--- start of SOURCE ---

Placemaking

“Cultures and climates differ all over the world, but people are the same. They’ll gather in public if you give them a good place to do it.” --Jan Gehl

What You Will Do

  • Learn about what placemaking is and does.
  • Become aware of various movements that make opportunities more accessible to marginalized communities.
  • Feel empowered to inhabit your place as a modern villager.
Fearless Collective collaborative public wall paintings for women to occupy the streets and their lives with love rather than fear, started by Bangalore Wallflowers co-founder, TedInk Fellow and beloved friend Shilo Shiv Suleman.– Photo taken from Fearless Collective FB group.

Power, nature, culture and identity in the modern village ​

This section by Ridhi D’Cruz

In this module, I meld anthropological theory, applied social justice and ecological design methodology to explore and transmute the intricate workings of injustice. We often think about “permaculture” as the noble practice of regenerative land management. But as I’ve walked this path, I have also realised that collaborating with land is a source of deep healing for people that is differently accessible to people. For healthy human and ecological communities then, we must look at the barriers of access to land and creative solutions to equitable distribution of resources and opportunities.

First, please check out this very short article, which will get your mind working around the word “placemaking.”

WPG Placemaking Module: Intro Video

From garden city to garbage city: re-claiming my place

I conspired with two friends to begin painting public walls with the Bangalore Wallflowers. It was my way of breaking down the walls we were building around ourselves, to escape from reality, to project our fears on others, to protect ourselves from the unknown as the city barrelled through change.

--- end of SOURCE ---
--- start of RECORD EXCERPTS ---

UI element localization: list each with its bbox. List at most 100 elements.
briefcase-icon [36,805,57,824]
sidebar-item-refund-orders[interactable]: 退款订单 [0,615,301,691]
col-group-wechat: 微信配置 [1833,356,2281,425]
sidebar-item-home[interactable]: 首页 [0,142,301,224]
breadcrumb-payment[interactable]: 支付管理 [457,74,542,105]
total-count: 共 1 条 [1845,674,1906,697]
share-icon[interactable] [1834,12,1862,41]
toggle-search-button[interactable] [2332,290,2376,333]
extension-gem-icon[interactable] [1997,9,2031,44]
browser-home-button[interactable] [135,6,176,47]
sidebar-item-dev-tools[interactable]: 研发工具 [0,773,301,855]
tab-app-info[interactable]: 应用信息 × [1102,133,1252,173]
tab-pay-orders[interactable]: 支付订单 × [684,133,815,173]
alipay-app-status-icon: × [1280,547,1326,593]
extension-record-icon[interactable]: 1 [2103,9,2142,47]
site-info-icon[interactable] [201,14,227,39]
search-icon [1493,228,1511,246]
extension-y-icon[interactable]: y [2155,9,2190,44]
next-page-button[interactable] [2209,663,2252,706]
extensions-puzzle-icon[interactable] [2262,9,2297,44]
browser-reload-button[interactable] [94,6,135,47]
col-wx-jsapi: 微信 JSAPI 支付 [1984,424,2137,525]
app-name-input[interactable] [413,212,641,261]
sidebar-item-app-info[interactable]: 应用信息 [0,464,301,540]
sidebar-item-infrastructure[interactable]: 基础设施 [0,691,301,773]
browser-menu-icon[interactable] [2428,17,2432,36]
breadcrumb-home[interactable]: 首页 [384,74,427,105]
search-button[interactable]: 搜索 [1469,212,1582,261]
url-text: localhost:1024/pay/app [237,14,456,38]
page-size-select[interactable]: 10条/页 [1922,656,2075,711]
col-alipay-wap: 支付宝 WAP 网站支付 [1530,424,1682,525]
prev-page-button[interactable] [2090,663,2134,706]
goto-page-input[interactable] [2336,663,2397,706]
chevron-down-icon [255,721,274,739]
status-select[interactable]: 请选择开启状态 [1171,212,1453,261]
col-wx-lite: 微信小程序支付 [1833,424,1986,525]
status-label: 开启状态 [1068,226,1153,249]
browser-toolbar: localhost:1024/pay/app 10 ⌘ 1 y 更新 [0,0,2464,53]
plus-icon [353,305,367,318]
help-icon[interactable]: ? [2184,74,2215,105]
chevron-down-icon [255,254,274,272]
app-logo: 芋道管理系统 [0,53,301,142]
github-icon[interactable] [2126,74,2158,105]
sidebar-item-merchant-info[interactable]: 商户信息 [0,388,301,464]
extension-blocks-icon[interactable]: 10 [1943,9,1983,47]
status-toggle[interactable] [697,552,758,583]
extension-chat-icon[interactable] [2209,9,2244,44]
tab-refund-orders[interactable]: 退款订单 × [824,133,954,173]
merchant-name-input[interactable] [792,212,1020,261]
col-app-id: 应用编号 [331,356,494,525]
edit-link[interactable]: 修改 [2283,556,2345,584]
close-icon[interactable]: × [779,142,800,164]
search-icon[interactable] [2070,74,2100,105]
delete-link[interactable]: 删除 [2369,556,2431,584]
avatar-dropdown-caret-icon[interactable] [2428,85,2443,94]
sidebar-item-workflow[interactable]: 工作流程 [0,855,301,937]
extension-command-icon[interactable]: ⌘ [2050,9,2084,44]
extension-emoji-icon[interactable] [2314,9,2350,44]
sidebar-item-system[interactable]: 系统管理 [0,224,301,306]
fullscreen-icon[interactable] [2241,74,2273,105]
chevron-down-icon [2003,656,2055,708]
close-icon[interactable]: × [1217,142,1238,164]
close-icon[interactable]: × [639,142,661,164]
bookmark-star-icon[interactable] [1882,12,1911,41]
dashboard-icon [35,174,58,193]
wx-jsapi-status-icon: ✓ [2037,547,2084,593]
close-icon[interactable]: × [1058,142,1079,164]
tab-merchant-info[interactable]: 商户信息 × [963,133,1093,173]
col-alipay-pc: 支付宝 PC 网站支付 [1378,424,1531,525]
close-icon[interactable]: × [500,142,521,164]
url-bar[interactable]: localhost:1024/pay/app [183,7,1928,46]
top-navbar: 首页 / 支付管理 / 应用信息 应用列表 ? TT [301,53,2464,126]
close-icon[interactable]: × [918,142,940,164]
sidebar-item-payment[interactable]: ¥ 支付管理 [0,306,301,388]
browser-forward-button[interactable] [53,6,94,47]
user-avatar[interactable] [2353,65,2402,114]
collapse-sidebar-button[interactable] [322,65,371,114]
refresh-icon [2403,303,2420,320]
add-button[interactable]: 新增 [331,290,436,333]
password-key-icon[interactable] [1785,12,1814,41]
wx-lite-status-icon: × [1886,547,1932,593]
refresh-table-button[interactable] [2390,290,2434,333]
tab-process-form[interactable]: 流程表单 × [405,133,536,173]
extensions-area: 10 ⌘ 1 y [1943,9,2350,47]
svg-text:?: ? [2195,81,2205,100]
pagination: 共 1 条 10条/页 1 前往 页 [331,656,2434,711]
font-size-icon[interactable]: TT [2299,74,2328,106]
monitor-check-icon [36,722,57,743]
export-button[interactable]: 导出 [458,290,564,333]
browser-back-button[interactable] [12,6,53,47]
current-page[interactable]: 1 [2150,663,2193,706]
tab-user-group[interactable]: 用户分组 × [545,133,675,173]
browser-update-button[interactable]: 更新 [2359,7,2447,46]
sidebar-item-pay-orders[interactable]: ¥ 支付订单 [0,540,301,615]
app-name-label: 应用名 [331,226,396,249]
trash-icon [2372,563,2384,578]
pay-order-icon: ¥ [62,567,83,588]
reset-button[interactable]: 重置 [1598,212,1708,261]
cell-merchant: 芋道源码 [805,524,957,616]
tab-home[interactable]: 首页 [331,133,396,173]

--- end of RECORD EXCERPTS ---

• **OBJECTIVE 1**
In the placemaking module, why did the author begin painting public walls with the Bangalore Wallflowers? Answer in one to three sentences.
• **OBJECTIVE 2**
Carry on the placemaking module from its last sentence.

• **FINAL RESULT 1**
The author saw painting public walls as a way to break down the walls people were building around themselves. Those walls served to escape reality, to project fears onto others, and to protect against the unknown as the city went through rapid change.

• **FINAL RESULT 2**
It was in those moments of painting walls with street kids, and other random strangers, that I found an essential piece of myself. One that I had walled off from the world to keep the pain from flooding in and my love from pouring out. My own little stroke of liberation. My own reclamation of the land beneath my feet. And most importantly, my role and responsibility to it.

Renowned anthropologist Mary Douglas noted in her seminal book Purity and Danger that when matter is out of place it becomes unwanted dirt or waste. Painting those walls in Bangalore helped me articulate a sense of accountability and ownership with Bangalore instead of wasting away in despair. I claimed a piece of myself as I claimed those public canvasses. As the walls around us grew in number and size, we found a way to transmute them for our own personal and collective transformation.

WPG Placemaking Module: From Garden City To Garbage City

As I continue to sculpt myself into a scholar, activist, gardener, peer mentor, and so on, my life begins to have more meaning. I begin to find my feet firmly on the ground, embedded within the deep web of relationships that grows my roots to this place.

The first Bangalore Wallflowers painting, on Rest House Road, on the wall of a piece of land lying in disuse due to litigation. Photo by Ridhi D’Cruz, 2009.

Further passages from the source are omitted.